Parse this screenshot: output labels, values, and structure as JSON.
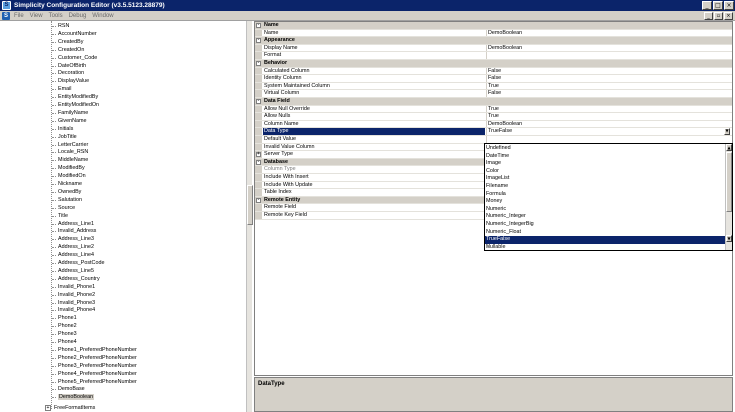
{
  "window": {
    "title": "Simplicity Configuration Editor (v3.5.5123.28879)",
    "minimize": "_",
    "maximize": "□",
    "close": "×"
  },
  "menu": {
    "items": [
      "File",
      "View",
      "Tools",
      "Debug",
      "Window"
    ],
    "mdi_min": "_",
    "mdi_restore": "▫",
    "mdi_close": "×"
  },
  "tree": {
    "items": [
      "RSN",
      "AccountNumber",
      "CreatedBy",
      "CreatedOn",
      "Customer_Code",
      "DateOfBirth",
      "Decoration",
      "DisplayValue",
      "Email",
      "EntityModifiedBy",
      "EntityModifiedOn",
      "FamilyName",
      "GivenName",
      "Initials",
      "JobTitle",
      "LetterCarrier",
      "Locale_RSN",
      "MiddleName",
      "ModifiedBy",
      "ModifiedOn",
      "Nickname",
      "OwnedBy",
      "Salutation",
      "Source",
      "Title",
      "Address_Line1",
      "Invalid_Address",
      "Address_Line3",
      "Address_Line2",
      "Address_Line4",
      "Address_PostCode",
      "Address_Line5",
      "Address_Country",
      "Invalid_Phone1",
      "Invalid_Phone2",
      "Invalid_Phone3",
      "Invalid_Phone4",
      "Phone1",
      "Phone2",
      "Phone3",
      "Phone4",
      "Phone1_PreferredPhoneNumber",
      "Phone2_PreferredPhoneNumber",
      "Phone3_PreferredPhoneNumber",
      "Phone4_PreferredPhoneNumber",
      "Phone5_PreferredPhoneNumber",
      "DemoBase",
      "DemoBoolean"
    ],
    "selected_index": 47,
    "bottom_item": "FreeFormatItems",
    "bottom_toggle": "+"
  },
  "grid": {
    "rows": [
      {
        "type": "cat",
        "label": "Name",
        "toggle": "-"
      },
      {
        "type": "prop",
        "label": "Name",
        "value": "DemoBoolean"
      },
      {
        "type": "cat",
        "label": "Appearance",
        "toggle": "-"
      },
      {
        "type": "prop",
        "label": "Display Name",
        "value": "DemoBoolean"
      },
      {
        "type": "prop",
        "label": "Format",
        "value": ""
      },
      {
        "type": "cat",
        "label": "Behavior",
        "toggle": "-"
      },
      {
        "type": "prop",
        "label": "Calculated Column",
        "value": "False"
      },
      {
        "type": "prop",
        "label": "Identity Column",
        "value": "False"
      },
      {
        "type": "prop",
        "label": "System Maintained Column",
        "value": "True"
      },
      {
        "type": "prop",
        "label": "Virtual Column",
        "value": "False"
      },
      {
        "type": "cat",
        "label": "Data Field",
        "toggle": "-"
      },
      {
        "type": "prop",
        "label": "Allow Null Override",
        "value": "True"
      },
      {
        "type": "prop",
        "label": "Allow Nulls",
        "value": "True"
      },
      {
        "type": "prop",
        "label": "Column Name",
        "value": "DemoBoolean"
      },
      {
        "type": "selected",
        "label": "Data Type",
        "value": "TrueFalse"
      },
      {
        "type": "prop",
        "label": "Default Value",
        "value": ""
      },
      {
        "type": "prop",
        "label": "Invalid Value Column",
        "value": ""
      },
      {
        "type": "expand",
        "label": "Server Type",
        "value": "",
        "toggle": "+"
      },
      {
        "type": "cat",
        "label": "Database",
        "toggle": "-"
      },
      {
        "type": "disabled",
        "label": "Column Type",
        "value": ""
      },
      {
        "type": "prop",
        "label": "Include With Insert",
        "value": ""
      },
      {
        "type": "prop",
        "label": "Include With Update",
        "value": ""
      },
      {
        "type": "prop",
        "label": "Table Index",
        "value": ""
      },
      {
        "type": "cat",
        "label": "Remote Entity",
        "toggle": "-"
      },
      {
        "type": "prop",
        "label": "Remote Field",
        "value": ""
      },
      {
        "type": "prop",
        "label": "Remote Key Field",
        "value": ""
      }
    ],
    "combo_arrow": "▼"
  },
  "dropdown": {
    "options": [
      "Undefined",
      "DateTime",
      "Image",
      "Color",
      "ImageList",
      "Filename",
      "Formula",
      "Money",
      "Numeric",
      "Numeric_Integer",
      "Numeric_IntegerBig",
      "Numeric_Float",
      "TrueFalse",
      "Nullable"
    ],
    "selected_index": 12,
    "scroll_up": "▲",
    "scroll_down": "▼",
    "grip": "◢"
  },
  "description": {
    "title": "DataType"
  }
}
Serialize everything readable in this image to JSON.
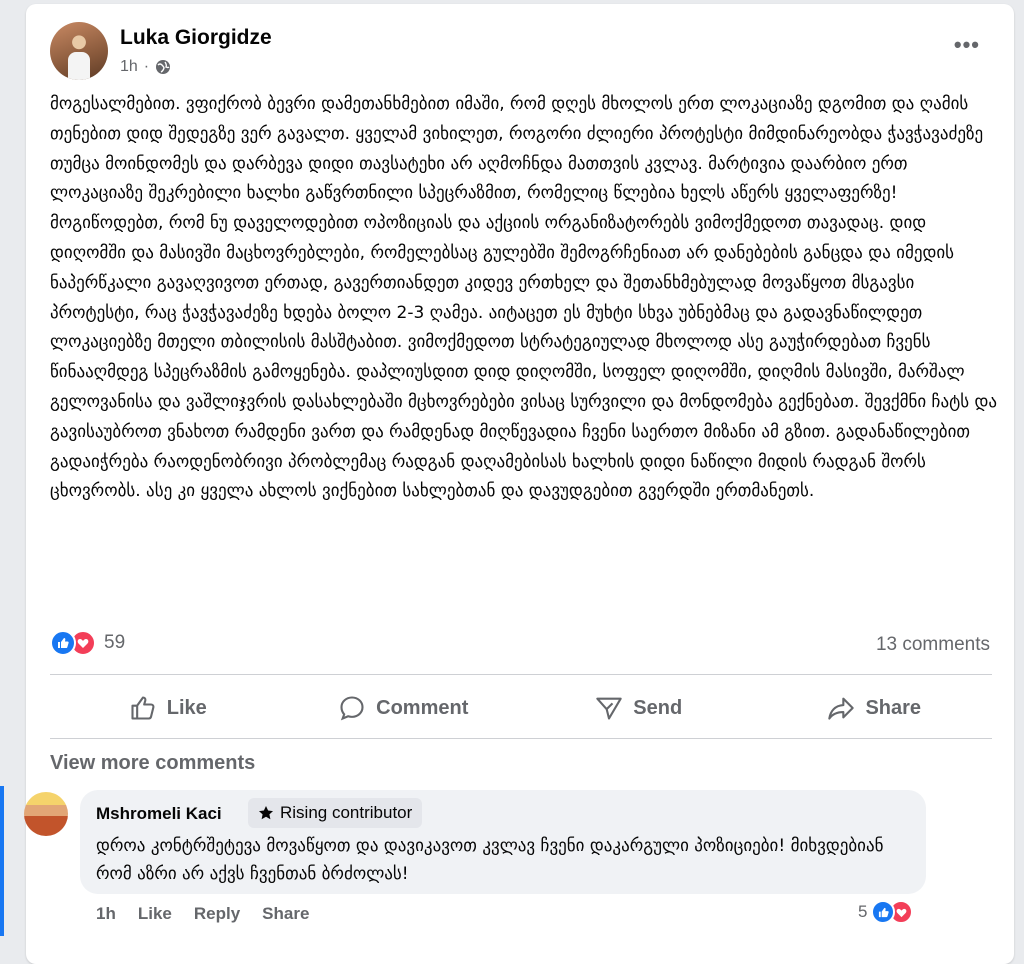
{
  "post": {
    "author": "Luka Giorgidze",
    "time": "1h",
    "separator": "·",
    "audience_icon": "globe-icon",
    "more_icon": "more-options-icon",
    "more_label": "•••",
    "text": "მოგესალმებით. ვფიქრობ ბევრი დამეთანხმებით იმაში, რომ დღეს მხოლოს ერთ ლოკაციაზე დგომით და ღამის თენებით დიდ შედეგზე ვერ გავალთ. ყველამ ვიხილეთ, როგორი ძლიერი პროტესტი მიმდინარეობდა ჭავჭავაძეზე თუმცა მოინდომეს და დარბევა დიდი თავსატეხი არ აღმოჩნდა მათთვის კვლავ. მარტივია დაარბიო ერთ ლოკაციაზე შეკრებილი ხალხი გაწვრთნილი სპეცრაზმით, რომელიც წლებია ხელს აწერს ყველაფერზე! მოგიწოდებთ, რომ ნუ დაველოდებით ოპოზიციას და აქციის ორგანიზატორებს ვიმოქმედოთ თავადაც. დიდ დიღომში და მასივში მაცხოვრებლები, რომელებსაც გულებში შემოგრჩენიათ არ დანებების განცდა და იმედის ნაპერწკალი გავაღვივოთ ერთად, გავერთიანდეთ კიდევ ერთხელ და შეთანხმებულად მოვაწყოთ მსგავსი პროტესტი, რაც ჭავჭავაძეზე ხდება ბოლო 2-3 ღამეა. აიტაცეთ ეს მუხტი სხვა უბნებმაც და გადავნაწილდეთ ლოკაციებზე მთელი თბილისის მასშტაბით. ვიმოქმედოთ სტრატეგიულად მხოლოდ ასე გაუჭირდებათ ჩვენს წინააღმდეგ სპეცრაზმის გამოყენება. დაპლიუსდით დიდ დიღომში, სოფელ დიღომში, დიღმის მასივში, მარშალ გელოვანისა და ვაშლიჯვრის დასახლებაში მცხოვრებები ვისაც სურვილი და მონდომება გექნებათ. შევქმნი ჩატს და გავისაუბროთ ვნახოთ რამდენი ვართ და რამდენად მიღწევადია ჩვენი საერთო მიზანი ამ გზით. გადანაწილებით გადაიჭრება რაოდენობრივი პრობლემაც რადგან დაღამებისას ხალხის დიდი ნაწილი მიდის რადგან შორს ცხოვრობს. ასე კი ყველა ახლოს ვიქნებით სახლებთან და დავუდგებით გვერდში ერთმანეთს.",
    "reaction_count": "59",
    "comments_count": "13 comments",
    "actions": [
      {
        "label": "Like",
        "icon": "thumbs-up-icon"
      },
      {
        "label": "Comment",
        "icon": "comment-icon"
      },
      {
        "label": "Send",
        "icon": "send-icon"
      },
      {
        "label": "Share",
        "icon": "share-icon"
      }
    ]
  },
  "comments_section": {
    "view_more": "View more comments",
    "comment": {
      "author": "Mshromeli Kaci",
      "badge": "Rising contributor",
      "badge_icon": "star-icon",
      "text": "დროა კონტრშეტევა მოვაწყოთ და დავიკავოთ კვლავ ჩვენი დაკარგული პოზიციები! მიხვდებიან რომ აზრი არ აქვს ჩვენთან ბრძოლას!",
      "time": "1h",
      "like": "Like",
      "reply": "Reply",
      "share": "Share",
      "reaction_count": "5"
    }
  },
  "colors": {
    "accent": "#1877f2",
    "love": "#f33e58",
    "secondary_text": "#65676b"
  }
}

...

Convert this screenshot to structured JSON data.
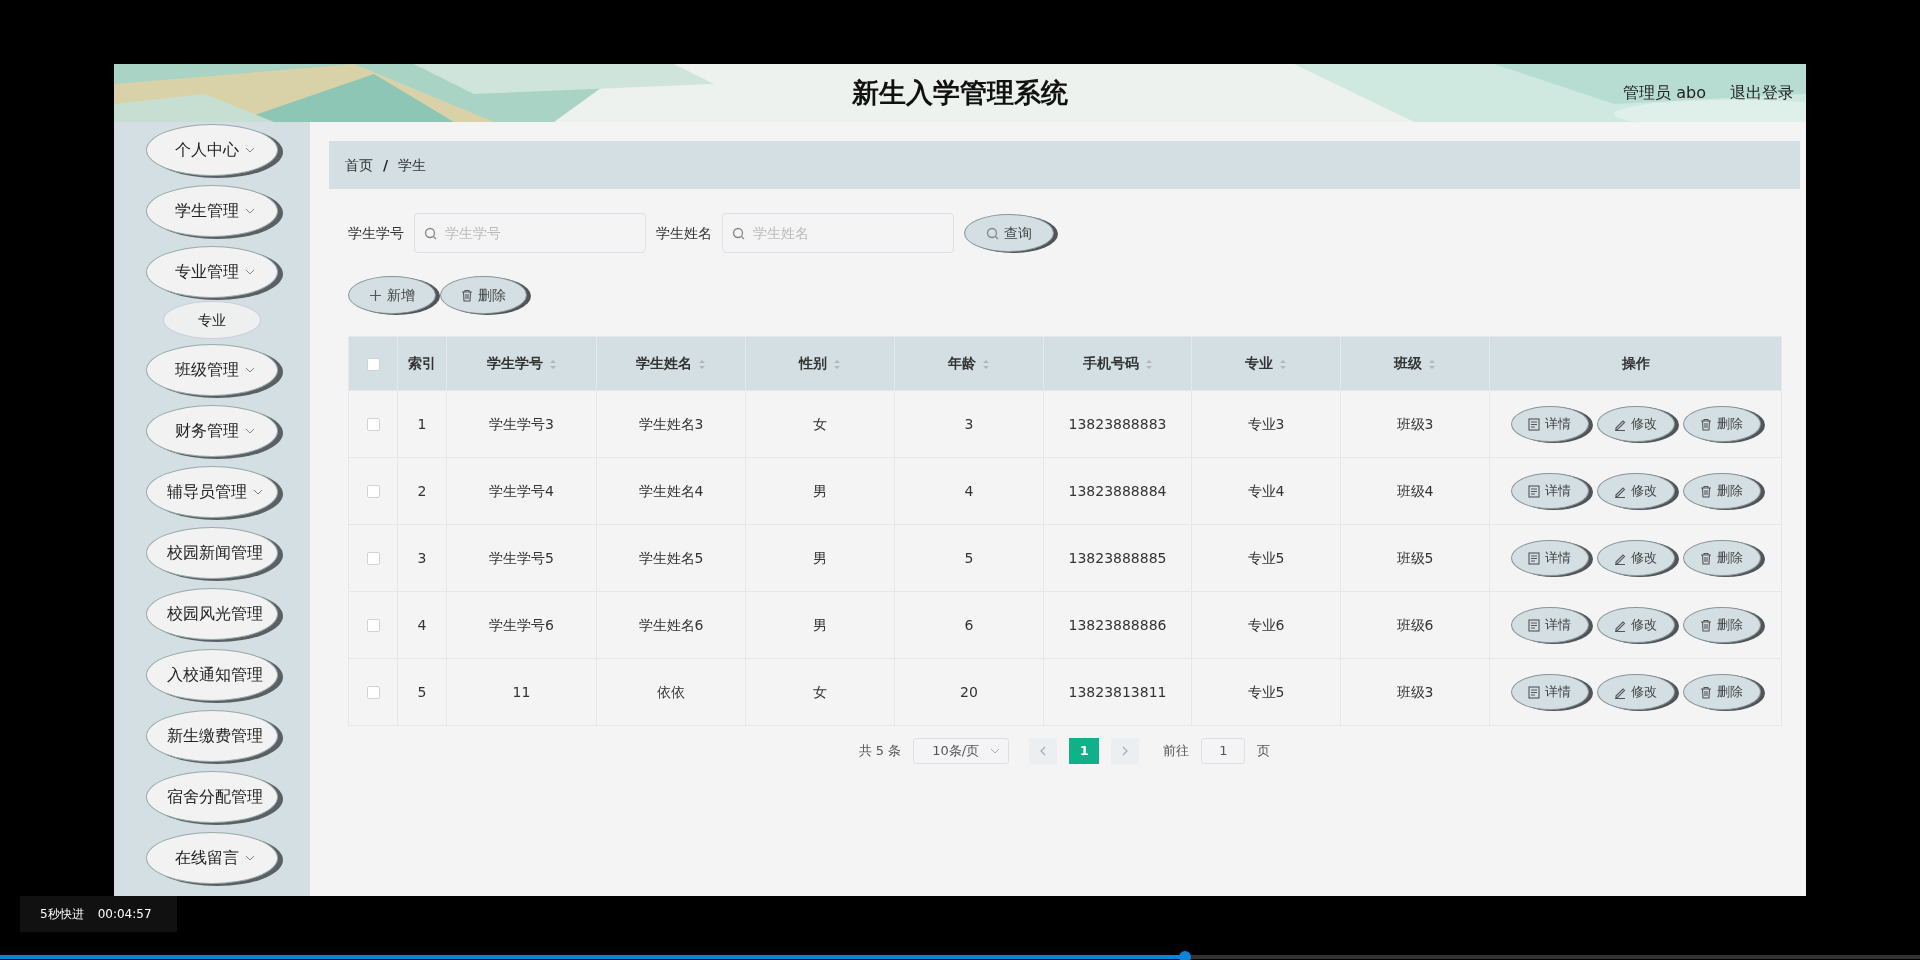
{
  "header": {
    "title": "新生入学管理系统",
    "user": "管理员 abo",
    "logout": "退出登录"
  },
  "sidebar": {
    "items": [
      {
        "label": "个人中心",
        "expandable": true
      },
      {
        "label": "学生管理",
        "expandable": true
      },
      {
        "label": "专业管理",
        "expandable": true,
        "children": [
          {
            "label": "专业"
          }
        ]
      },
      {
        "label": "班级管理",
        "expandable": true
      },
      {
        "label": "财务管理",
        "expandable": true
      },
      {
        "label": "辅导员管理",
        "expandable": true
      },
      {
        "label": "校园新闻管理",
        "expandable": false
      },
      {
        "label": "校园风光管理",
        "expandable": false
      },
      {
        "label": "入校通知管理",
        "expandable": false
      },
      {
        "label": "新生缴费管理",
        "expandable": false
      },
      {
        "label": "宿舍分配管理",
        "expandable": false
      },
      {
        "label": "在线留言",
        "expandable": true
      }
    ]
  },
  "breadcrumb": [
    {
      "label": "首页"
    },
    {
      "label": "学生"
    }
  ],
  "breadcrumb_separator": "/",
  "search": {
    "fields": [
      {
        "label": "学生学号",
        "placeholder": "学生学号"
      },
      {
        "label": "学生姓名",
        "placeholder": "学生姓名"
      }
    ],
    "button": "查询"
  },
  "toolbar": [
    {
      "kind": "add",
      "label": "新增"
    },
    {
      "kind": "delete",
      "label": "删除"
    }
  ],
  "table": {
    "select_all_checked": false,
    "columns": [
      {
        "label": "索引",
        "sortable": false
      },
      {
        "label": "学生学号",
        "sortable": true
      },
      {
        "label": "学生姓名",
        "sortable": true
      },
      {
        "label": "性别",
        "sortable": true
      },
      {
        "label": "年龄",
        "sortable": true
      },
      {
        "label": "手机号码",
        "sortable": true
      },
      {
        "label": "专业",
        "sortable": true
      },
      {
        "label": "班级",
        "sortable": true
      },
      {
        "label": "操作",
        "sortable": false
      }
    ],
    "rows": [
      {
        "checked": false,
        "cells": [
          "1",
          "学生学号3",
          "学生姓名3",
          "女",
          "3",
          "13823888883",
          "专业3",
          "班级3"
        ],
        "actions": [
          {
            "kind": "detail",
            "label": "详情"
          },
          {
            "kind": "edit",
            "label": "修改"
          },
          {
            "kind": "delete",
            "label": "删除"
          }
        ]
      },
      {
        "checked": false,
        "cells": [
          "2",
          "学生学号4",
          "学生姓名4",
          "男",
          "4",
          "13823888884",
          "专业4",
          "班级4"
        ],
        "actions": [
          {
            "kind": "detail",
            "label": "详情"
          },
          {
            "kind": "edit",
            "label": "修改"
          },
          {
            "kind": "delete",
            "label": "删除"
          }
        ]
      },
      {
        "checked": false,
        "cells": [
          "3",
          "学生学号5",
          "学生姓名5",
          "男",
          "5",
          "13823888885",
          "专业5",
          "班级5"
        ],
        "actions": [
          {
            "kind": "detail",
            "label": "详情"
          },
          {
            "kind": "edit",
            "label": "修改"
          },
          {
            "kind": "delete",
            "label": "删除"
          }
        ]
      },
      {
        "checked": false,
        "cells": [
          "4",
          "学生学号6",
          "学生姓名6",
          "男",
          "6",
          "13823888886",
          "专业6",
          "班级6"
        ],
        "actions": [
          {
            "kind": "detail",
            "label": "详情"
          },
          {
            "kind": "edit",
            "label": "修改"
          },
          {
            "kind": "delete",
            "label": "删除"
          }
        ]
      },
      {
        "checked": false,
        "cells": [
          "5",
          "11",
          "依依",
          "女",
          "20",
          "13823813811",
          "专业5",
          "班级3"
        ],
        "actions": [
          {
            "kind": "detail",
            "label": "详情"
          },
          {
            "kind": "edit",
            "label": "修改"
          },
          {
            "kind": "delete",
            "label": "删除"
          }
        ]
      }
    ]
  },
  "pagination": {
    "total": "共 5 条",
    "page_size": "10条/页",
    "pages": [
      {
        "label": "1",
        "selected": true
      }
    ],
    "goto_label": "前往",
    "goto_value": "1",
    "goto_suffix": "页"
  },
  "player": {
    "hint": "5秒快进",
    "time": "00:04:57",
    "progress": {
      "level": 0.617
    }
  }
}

REQUEST - Search the lines for "Include". Copy each line that has it.

OUTPUT FOR THIS EXERCISE -
        "label": "Include With Insert",
        "label": "Include With Update",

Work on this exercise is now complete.